* Begin RECORDS SHOWN *

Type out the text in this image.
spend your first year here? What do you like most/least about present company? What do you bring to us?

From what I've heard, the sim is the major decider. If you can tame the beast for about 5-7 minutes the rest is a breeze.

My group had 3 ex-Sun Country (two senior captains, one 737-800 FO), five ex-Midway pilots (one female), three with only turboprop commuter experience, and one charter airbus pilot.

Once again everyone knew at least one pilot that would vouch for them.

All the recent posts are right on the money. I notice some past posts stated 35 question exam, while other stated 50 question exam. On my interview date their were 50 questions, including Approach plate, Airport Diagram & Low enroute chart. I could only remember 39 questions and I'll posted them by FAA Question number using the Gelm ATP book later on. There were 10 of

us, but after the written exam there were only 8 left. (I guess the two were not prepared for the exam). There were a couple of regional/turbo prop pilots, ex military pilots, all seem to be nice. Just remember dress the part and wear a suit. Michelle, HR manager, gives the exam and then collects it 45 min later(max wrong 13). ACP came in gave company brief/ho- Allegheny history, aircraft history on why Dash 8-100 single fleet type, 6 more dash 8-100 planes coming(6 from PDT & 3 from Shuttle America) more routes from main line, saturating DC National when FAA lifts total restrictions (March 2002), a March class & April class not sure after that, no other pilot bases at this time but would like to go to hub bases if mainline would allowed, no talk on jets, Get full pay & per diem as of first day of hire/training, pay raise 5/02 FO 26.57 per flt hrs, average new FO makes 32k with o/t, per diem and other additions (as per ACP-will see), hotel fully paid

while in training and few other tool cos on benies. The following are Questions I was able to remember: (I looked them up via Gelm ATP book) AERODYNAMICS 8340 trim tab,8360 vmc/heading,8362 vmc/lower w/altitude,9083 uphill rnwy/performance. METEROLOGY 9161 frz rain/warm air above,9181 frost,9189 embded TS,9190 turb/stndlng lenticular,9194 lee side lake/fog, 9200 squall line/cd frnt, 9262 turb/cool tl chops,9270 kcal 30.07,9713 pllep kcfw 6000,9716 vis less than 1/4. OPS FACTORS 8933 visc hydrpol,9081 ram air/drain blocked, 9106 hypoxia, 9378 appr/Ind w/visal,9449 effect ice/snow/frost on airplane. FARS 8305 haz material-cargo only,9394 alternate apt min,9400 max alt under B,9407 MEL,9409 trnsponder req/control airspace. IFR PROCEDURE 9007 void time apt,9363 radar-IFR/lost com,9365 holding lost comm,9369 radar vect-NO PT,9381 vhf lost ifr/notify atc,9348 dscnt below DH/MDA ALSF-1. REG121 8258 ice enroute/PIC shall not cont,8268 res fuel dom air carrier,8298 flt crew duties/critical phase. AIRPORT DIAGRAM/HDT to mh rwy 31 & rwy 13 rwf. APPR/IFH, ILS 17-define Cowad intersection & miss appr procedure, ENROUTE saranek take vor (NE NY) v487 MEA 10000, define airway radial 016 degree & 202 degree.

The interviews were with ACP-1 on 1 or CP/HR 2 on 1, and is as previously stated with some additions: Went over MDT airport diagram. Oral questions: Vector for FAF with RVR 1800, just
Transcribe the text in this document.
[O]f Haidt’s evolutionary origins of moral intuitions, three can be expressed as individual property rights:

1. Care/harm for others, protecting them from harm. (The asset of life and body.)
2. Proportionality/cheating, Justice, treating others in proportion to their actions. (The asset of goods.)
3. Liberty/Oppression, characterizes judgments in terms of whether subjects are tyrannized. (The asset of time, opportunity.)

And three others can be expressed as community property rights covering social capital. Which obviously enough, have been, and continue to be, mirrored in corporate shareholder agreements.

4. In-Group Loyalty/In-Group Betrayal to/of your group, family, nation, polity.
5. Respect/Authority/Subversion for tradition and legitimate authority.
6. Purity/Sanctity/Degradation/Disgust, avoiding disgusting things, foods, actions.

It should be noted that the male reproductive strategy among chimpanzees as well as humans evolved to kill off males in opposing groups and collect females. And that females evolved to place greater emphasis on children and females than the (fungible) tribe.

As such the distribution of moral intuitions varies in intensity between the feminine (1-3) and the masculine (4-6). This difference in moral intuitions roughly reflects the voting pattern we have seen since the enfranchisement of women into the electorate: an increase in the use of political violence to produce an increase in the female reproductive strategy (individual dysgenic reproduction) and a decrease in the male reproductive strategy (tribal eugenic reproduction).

* End RECORDS SHOWN *
* Begin RECORDS SHOWN *

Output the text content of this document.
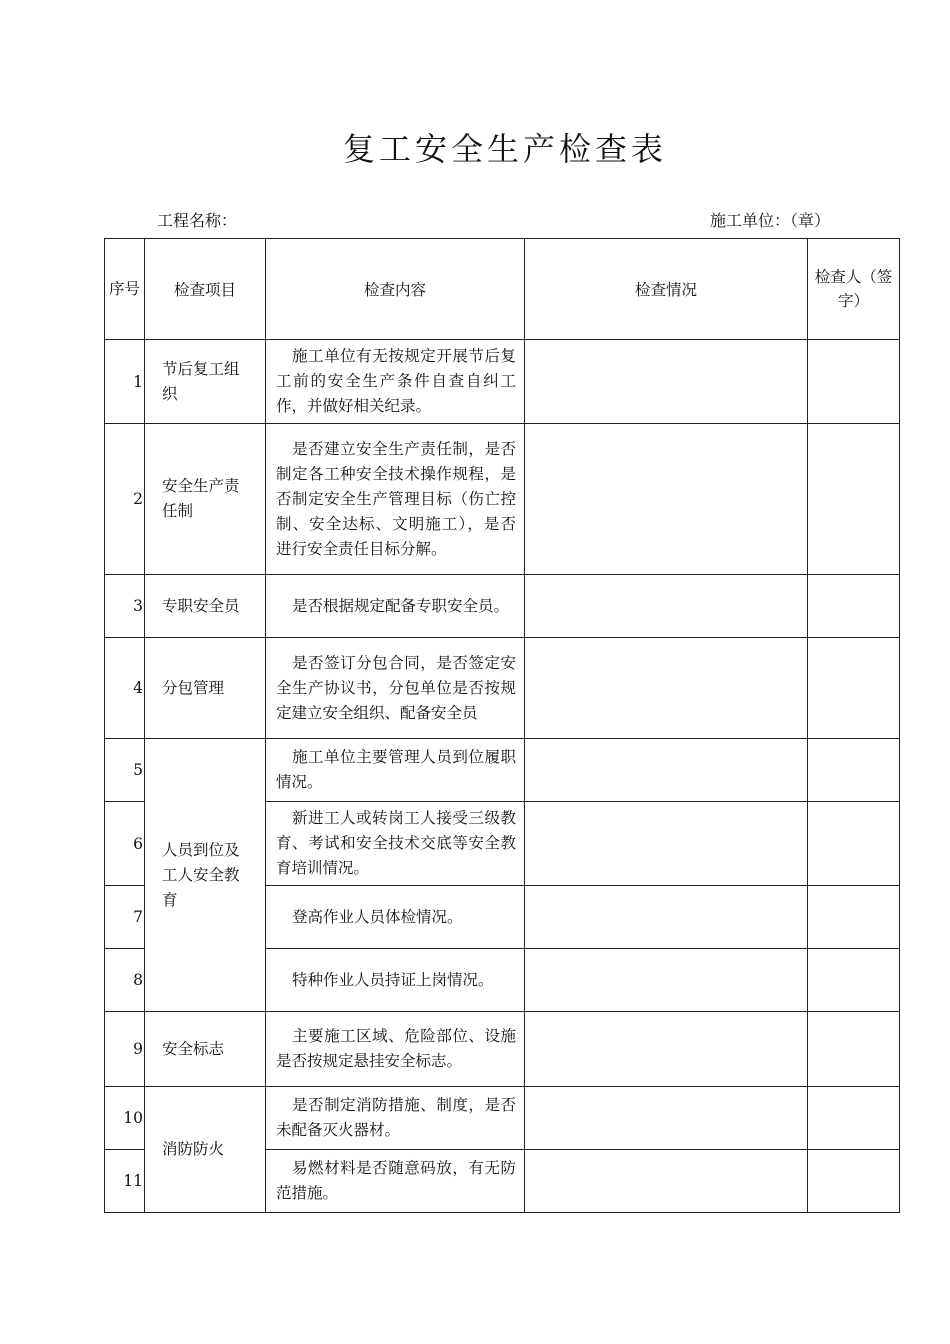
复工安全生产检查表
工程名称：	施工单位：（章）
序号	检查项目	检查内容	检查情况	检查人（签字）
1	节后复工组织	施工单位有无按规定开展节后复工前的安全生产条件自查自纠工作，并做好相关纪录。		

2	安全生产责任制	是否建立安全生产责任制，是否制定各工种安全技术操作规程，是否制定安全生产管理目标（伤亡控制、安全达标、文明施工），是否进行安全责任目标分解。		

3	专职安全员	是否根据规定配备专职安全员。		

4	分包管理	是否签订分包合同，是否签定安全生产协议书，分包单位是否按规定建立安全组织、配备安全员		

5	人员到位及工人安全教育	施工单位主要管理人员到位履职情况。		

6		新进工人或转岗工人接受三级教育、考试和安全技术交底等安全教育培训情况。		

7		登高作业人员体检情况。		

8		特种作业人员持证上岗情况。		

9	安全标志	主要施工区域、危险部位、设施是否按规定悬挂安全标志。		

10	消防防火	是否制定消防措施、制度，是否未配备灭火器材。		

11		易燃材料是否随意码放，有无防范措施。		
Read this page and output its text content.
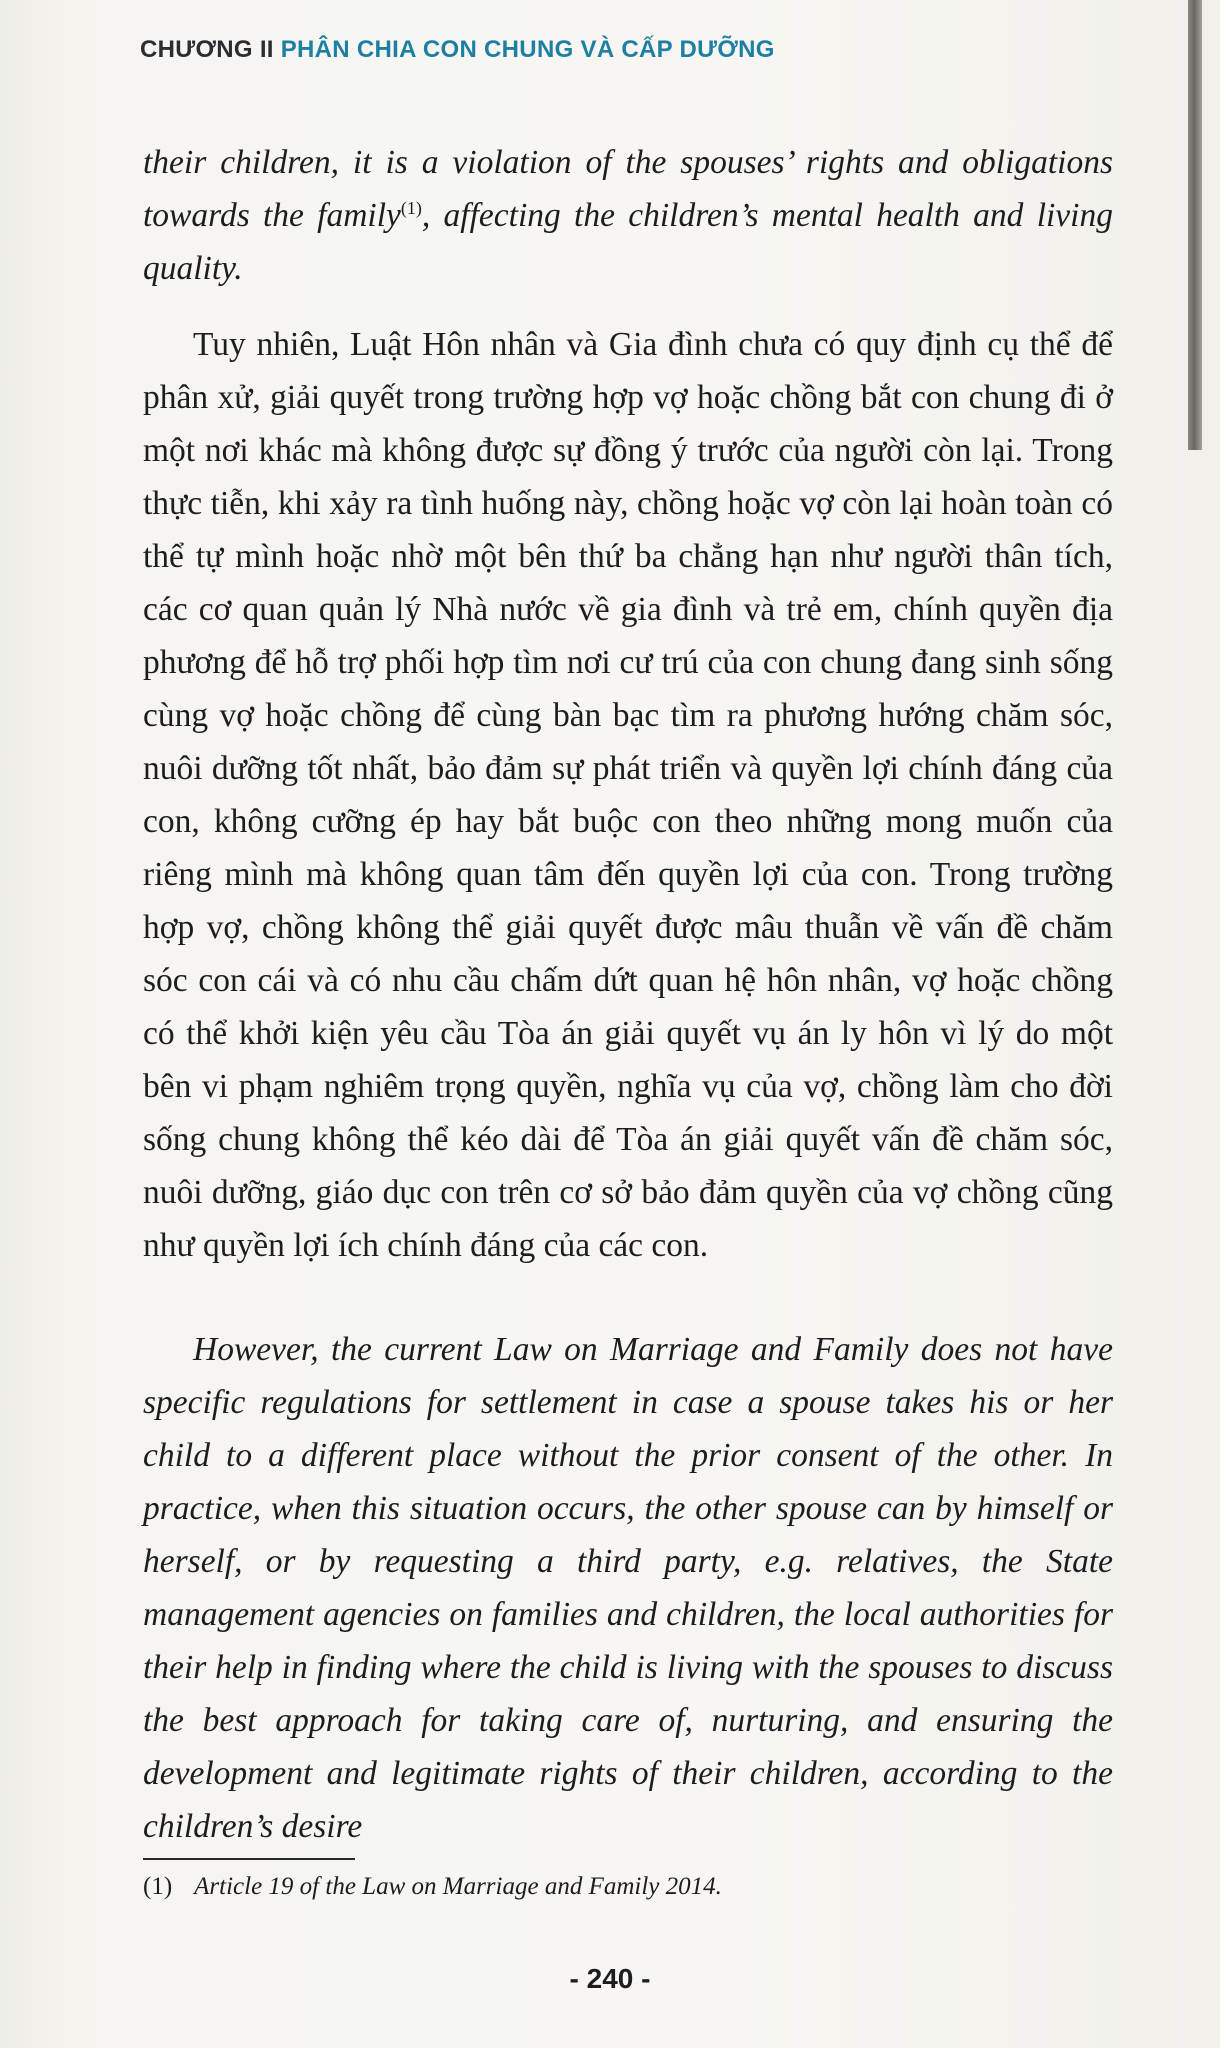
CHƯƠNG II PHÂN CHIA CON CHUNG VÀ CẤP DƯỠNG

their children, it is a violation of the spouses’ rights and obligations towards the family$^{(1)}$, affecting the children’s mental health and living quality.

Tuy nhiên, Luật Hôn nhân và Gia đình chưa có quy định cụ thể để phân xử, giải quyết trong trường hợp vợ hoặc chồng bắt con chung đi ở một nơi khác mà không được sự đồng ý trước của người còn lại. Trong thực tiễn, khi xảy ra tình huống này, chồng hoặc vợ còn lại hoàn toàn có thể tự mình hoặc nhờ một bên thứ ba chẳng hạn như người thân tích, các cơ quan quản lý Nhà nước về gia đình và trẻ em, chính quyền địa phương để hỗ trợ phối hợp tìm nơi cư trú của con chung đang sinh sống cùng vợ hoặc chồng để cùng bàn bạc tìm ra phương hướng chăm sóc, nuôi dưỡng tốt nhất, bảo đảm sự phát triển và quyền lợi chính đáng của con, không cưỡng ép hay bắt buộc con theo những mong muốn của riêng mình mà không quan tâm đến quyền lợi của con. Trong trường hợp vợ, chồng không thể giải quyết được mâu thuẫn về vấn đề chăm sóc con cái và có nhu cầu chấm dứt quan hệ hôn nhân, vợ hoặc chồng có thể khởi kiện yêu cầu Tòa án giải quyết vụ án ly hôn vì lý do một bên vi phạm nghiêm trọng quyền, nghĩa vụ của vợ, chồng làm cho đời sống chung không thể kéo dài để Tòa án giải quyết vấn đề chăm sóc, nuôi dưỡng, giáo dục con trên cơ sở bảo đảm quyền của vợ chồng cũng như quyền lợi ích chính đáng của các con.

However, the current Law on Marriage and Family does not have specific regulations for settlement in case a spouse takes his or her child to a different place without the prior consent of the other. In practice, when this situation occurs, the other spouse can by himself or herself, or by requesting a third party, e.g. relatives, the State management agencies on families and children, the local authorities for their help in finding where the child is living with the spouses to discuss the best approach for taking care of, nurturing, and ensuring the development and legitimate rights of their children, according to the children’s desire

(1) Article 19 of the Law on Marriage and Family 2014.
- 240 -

* End RECORDS SHOWN *
* Begin RECORDS SHOWN *

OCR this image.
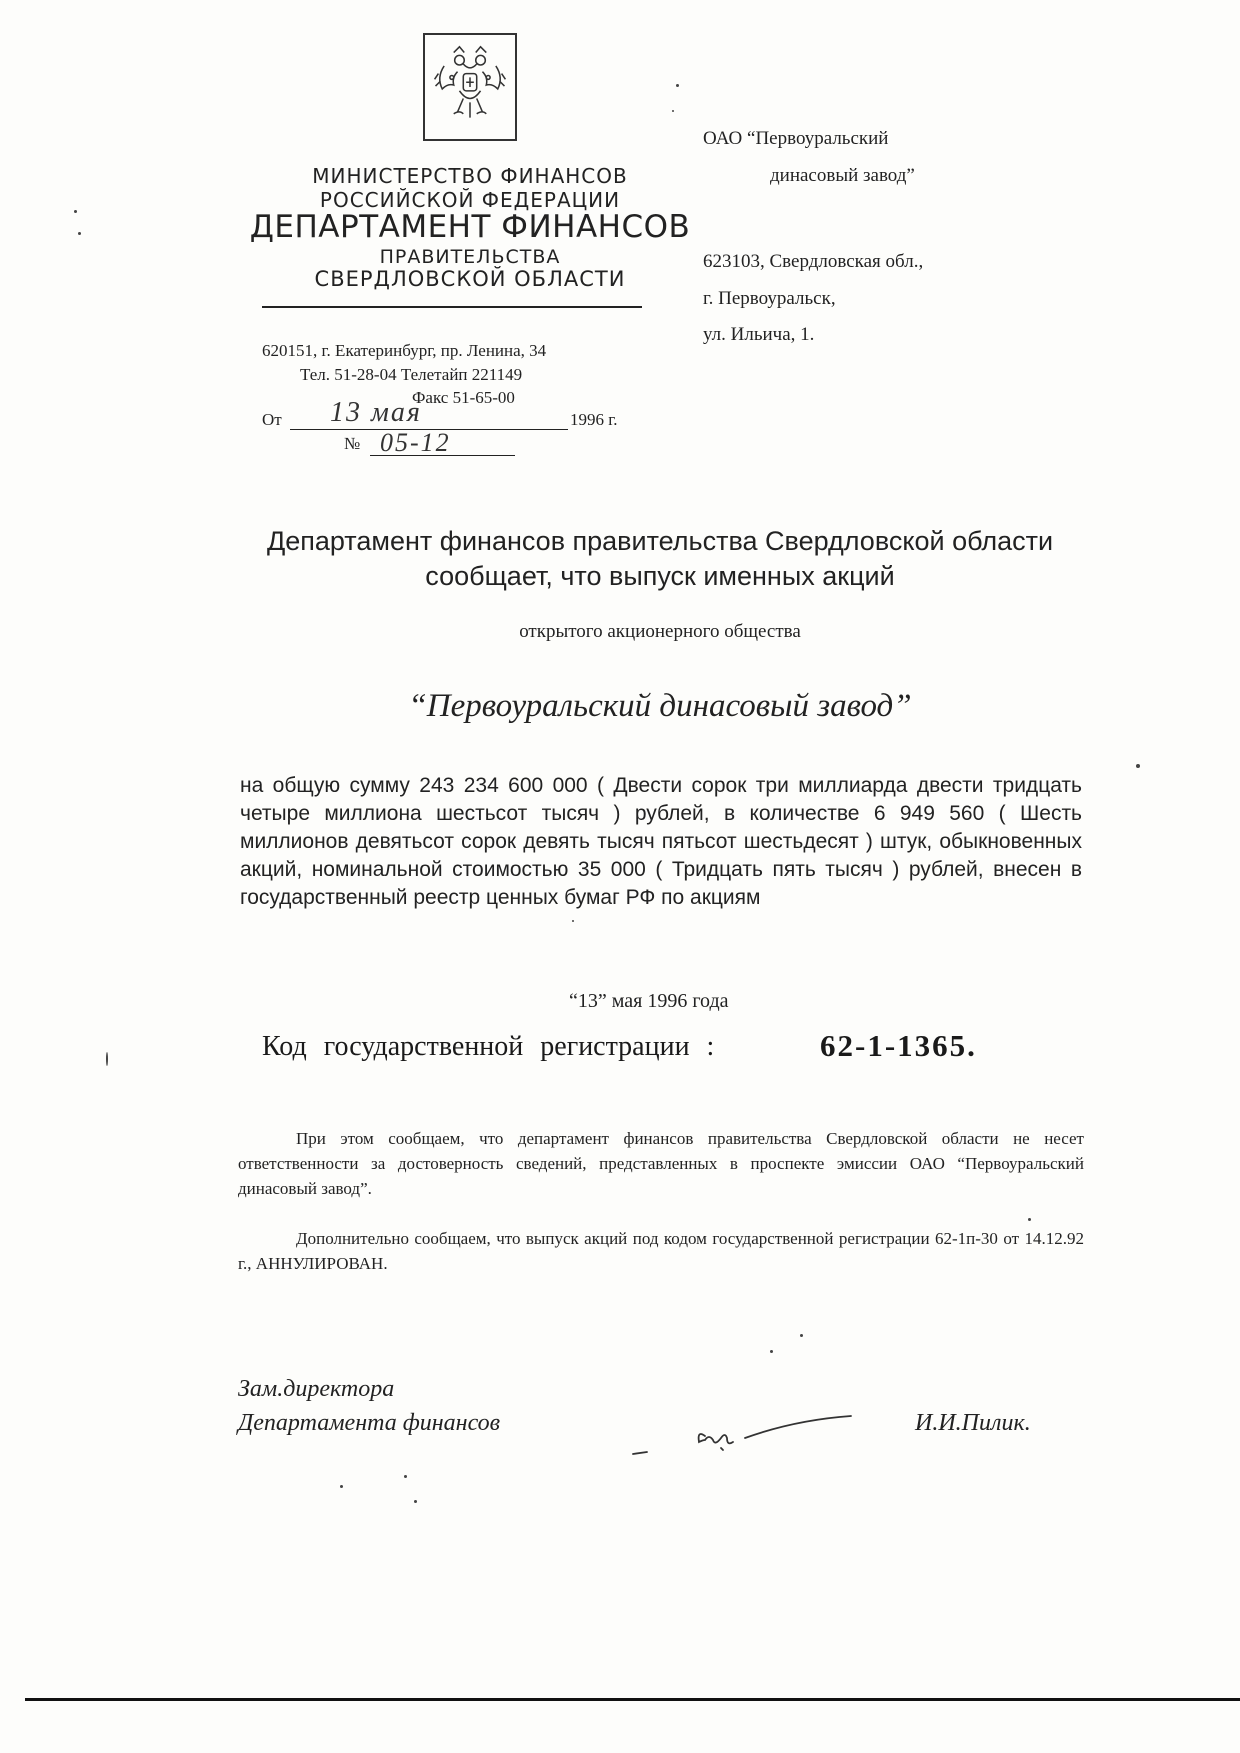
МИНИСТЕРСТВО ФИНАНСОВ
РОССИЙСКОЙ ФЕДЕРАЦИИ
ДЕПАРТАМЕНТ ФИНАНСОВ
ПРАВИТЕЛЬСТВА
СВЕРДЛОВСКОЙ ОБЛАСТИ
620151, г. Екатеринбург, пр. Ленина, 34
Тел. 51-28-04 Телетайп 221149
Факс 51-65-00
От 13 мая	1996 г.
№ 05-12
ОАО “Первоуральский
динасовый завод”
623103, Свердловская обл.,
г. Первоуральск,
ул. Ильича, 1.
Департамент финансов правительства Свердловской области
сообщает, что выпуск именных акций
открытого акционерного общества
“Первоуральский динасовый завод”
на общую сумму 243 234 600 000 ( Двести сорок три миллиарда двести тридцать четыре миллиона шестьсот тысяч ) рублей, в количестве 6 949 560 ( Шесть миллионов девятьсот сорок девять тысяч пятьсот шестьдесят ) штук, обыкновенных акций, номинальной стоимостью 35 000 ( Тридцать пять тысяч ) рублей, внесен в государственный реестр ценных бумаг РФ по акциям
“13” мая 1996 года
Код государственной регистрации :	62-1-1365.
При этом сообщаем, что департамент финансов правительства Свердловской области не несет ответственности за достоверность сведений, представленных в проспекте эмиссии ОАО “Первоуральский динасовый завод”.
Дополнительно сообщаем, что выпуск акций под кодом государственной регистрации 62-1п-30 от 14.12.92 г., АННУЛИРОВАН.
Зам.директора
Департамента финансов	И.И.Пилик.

* End RECORDS SHOWN *

In the material above, find the lines that contain "Первоуральский" and show them.

• TASK OUTPUT:
ОАО “Первоуральский
“Первоуральский динасовый завод”
При этом сообщаем, что департамент финансов правительства Свердловской области не несет ответственности за достоверность сведений, представленных в проспекте эмиссии ОАО “Первоуральский динасовый завод”.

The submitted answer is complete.